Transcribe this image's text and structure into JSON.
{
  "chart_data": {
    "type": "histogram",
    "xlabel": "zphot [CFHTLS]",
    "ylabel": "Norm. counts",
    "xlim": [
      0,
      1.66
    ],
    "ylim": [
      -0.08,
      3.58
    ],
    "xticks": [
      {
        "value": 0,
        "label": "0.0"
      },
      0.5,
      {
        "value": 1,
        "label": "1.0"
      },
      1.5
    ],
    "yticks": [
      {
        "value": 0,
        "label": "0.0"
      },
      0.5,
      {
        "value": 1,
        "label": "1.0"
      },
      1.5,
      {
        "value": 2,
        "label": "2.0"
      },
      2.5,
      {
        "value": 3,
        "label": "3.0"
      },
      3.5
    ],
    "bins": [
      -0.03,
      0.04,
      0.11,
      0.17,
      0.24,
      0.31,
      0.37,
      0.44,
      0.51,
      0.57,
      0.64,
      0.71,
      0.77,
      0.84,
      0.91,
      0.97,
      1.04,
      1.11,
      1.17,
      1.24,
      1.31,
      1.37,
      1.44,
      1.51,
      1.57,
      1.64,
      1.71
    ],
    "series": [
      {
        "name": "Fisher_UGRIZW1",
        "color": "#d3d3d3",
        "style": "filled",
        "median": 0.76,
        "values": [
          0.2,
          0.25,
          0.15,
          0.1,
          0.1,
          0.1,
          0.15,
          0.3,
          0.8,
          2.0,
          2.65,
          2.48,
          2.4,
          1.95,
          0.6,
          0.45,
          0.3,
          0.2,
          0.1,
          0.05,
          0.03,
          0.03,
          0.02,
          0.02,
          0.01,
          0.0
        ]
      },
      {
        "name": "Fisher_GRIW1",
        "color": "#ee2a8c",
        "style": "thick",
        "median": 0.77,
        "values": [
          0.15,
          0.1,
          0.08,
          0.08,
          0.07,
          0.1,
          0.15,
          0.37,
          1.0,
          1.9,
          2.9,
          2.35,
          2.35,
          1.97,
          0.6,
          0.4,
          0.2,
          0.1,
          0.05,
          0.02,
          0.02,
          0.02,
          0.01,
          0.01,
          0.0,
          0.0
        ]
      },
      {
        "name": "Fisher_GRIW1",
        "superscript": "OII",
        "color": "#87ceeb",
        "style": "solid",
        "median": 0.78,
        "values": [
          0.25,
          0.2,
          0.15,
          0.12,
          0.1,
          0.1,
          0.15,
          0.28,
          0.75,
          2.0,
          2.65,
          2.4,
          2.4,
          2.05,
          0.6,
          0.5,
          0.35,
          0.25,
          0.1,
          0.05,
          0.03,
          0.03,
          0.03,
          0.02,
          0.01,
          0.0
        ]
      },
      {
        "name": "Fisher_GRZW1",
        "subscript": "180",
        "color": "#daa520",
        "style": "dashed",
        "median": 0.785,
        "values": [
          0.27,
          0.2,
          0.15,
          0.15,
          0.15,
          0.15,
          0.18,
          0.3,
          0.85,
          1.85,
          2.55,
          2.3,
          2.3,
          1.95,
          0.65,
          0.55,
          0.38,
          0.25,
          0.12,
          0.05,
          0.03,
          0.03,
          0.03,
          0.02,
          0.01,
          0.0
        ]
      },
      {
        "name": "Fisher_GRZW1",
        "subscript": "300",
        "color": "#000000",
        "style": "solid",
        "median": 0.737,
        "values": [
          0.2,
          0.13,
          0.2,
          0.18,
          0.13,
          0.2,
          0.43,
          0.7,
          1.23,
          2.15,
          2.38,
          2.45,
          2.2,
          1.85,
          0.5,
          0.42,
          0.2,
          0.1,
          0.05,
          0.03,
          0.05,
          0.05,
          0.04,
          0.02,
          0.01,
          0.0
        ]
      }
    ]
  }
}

▶ WORK INSTRUCTIONS
Copy out every line of the data that includes the word "color".

▶ FINAL RESULT
        "color": "#d3d3d3",
        "color": "#ee2a8c",
        "color": "#87ceeb",
        "color": "#daa520",
        "color": "#000000",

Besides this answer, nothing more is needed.